→ **引用文**:
★ ★ ★

狂気とカタルシス。両作品には、似た匂いが感じられる。
若いころに見た『タクシードライバー』の主人公トラビスの殺人には、乾いたカッコよさがあった。
『ジョーカー』の主人公アーサーの殺人には、ウエットな共感の思いがわきあがる。残虐さへの嫌悪も重なるのだけれど、共感も強く感じる微妙な感触。
ともに、殺人を肯定させてしまう力が映像にある。
ただ、両者の殺人の裏にあるものの違いは重要で、そこには約40年という年月の経過が横たわっている。
『タクシードライバー』のトラビスは、ベトナム帰還兵。
社会悪への義憤(記憶では多分、短絡的で過剰ではあるけれど)から、大統領候補を暗殺しようと決意し、結果的に売春アパートを襲撃して、少女を助け出す。
かたや『ジョーカー』では、経済的弱者のアーサーが、自分への仕打ちに対する恨みから殺人を繰り返す。
つまり、『タクシードライバー』のトラビスの目は社会に開かれているのだけれど、『ジョーカー』のアーサーの目は自己の苦しみに捕らわれ、社会から閉ざされている。
そして、トラビスは少女を救うことで、結果として社会的な正義をなし、アーサーは自分だけにとっての正義をなす。もちろん、それは社会からは受け入れられない。
主人公と社会とのつながり方が、両作品であきらかに違う。それは時代の反映だ。
『タクシードライバー』が作られたのは1976年。
ベトナム反戦運動の記憶がまだ生々しく、人々の間で悪の認識が共有されていた時代だった。
それに対して、2019年の『ジョーカー』。
背景にある貧困や精神病への差別は個々人の生きづらさとなり、私恨を生み出すことはあっても、共有される社会悪にはなっていない。
そうした社会背景の違いが、トラビスとアーサーという2人の人物像の違いを生み出した。
相似形の2人に見えるのだけれど、根本には違いをはらんでいる。
それにしても今日の極端な貧富の差とその固定化は、社会悪ではないと言えるのだろうか。

★ ★ ★

→ **指示 a**:
引用文を読んで、次の問いに答えてください。
(i) 『タクシードライバー』が作られたのは何年ですか。
(ii) 『タクシードライバー』の主人公トラビスは、どこからの帰還兵ですか。
(iii) 『ジョーカー』のアーサーは、何から殺人を繰り返しますか。
この引用文と下の一覧には、何のつながりもありません。

★ ★ ★

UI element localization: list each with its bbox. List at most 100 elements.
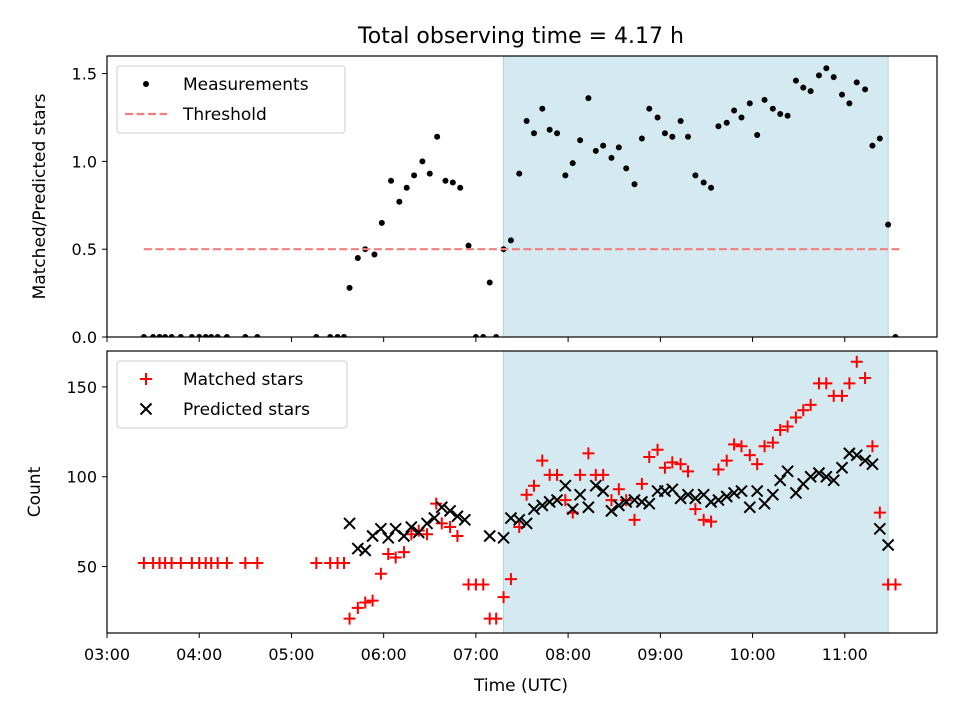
data-point [889,578,902,591]
data-point [559,494,572,507]
data-point [397,529,411,543]
legend-label: Predicted stars [183,400,310,420]
data-point [434,133,441,140]
legend-label: Matched stars [183,370,303,390]
data-point [735,440,748,453]
data-point [628,493,641,507]
legend-x-swatch [139,402,153,416]
data-point [156,334,163,337]
data-point [839,91,846,98]
data-point [351,542,365,555]
legend-label: Measurements [183,75,309,95]
data-point [784,112,791,119]
series-matched-stars [137,355,902,625]
data-point [631,181,638,188]
data-point [174,556,187,569]
data-point [792,77,799,84]
data-point [585,95,592,102]
data-point [527,479,540,492]
data-point [382,547,395,560]
data-point [457,184,464,191]
data-point [751,458,764,471]
data-point [359,544,372,557]
data-point [421,528,434,541]
data-point [635,477,648,490]
data-point [827,474,840,487]
data-point [674,458,687,471]
shaded-region [503,350,889,634]
data-point [480,334,487,337]
data-point [530,130,537,137]
data-point [343,517,356,530]
data-point [643,497,656,510]
data-point [520,517,533,530]
data-point [873,506,886,519]
data-point [638,135,645,142]
data-point [449,179,456,186]
data-point [177,334,184,337]
data-point [731,107,738,114]
data-point [490,612,503,625]
legend-dot-swatch [143,81,149,87]
legend-label: Threshold [182,105,267,125]
data-point [769,105,776,112]
data-point [202,334,209,337]
data-point [435,501,448,514]
data-point [223,334,230,337]
data-point [685,133,691,140]
axes-frame [106,55,938,338]
data-point [451,510,464,523]
x-axis-label: Time (UTC) [473,676,568,696]
y-tick-label: 50 [77,558,97,577]
y-tick-label: 0.0 [72,328,97,347]
data-point [497,591,510,604]
data-point [843,377,856,390]
data-point [239,556,252,569]
data-point [550,493,564,507]
data-point [426,170,433,177]
data-point [405,520,418,534]
data-point [566,502,579,516]
data-point [689,492,702,505]
data-point [853,79,860,86]
data-point [766,436,779,449]
data-point [743,449,756,462]
data-point [654,114,661,121]
data-point [543,495,556,509]
data-point [781,465,794,478]
data-point [574,468,587,481]
data-point [866,457,879,471]
data-point [836,389,849,402]
data-point [374,522,388,536]
data-point [700,179,707,186]
legend-box [116,360,348,429]
data-point [504,573,517,586]
y-tick-label: 100 [66,468,97,487]
data-point [589,479,602,492]
data-point [220,556,233,569]
series-predicted-stars [343,447,895,557]
data-point [382,531,395,545]
data-point [334,334,341,337]
data-point [577,137,584,144]
data-point [536,454,549,467]
data-point [704,495,718,509]
data-point [738,114,745,121]
y-tick-label: 1.0 [72,152,97,171]
data-point [150,334,157,337]
data-point [605,494,618,507]
data-point [661,130,668,137]
data-point [338,556,351,569]
data-point [420,517,434,530]
data-point [843,447,856,460]
top-panel: 0.0 0.5 1.0 1.5 Matched/Predicted stars Measu… [30,55,938,347]
legend: Matched stars Predicted stars [116,360,348,429]
data-point [596,484,610,498]
data-point [720,490,733,503]
y-tick-label: 1.5 [72,65,97,84]
data-point [554,130,561,137]
data-point [761,96,768,103]
data-point [682,465,694,478]
data-point [823,65,830,72]
data-point [850,355,863,368]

★ ★ ★

→ **指示 b**:
一覧の中で「data-point [889,578,902,591]」がある行から書き出し、「data-point [480,334,487,337]」がある行まで書いたら止めて、その各行を1行ずつ文字列にしたJSONの配列に整えてください。空行は入れないでください。

→ **解答 a**:
(i) 1976年
(ii) ベトナム
(iii) 自分への仕打ちに対する恨み

→ **解答 b**:
[
  "data-point [889,578,902,591]",
  "data-point [559,494,572,507]",
  "data-point [397,529,411,543]",
  "legend-label: Predicted stars [183,400,310,420]",
  "data-point [434,133,441,140]",
  "legend-label: Matched stars [183,370,303,390]",
  "data-point [735,440,748,453]",
  "data-point [628,493,641,507]",
  "legend-x-swatch [139,402,153,416]",
  "data-point [156,334,163,337]",
  "data-point [839,91,846,98]",
  "data-point [351,542,365,555]",
  "legend-label: Measurements [183,75,309,95]",
  "data-point [784,112,791,119]",
  "series-matched-stars [137,355,902,625]",
  "data-point [631,181,638,188]",
  "data-point [174,556,187,569]",
  "data-point [792,77,799,84]",
  "data-point [585,95,592,102]",
  "data-point [527,479,540,492]",
  "data-point [382,547,395,560]",
  "data-point [457,184,464,191]",
  "data-point [751,458,764,471]",
  "data-point [359,544,372,557]",
  "data-point [421,528,434,541]",
  "data-point [635,477,648,490]",
  "data-point [827,474,840,487]",
  "data-point [674,458,687,471]",
  "shaded-region [503,350,889,634]",
  "data-point [480,334,487,337]"
]